Exercise aim
Identify each line holding the string "content" and copy it.

Records shown
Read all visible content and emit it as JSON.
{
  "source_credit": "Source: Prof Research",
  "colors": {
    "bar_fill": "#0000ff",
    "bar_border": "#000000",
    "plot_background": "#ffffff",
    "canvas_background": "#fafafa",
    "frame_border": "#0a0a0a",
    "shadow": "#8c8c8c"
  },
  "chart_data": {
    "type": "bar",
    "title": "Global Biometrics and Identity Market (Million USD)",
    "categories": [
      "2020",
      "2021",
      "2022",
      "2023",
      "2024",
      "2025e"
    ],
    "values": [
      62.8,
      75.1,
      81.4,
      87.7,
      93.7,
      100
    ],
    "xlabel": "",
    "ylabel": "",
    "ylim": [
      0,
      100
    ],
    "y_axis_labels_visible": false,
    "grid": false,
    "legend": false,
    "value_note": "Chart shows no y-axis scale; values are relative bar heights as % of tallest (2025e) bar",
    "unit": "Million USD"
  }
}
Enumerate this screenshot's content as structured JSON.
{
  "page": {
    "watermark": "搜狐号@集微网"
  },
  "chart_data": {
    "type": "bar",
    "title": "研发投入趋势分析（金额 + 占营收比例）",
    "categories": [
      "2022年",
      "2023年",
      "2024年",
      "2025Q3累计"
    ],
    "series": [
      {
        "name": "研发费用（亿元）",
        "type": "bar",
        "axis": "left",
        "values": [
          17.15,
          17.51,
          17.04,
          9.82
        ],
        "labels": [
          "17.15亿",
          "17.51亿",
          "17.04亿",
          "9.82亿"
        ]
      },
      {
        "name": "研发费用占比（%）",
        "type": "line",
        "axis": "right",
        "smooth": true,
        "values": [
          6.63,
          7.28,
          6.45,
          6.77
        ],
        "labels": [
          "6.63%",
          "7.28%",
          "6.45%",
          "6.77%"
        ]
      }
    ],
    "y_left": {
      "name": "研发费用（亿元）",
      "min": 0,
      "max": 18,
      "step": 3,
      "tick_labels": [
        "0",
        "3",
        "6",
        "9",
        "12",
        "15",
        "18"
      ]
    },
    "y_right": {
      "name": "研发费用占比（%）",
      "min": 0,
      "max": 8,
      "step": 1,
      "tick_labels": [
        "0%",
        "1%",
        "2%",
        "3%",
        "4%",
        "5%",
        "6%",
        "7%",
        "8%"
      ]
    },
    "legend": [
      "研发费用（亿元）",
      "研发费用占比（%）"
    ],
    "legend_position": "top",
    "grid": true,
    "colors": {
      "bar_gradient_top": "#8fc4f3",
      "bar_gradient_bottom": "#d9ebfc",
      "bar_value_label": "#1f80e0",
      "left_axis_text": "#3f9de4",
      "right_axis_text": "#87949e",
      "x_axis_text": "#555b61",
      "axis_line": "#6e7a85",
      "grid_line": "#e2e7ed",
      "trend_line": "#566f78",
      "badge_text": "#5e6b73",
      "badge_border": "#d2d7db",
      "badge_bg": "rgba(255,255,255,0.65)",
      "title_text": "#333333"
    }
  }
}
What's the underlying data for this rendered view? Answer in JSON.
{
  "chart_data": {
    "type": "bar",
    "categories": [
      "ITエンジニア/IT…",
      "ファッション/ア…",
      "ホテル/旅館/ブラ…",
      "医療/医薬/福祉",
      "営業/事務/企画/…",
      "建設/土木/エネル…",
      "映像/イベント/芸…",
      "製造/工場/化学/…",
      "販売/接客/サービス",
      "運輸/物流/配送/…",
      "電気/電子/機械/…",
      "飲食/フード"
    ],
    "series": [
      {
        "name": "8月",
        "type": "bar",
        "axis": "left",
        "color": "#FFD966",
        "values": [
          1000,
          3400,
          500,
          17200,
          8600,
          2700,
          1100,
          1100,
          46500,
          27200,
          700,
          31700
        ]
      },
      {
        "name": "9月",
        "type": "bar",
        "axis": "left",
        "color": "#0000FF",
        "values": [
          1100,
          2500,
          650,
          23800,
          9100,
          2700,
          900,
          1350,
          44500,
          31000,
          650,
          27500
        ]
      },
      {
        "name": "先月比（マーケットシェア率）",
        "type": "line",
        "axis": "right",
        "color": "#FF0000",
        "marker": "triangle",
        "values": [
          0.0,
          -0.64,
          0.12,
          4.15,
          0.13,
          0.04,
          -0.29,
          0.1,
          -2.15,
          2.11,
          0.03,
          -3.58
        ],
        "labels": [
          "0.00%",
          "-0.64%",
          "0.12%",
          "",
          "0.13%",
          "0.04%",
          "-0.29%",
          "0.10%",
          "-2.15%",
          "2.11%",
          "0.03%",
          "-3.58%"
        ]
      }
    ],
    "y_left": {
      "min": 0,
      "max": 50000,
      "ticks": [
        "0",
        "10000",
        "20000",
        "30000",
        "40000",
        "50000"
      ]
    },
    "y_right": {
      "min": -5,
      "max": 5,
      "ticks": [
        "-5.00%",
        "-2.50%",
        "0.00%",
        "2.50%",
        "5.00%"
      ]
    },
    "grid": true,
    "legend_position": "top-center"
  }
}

Worked answer
Read all visible content and emit it as JSON.
Enumerate this screenshot's content as structured JSON.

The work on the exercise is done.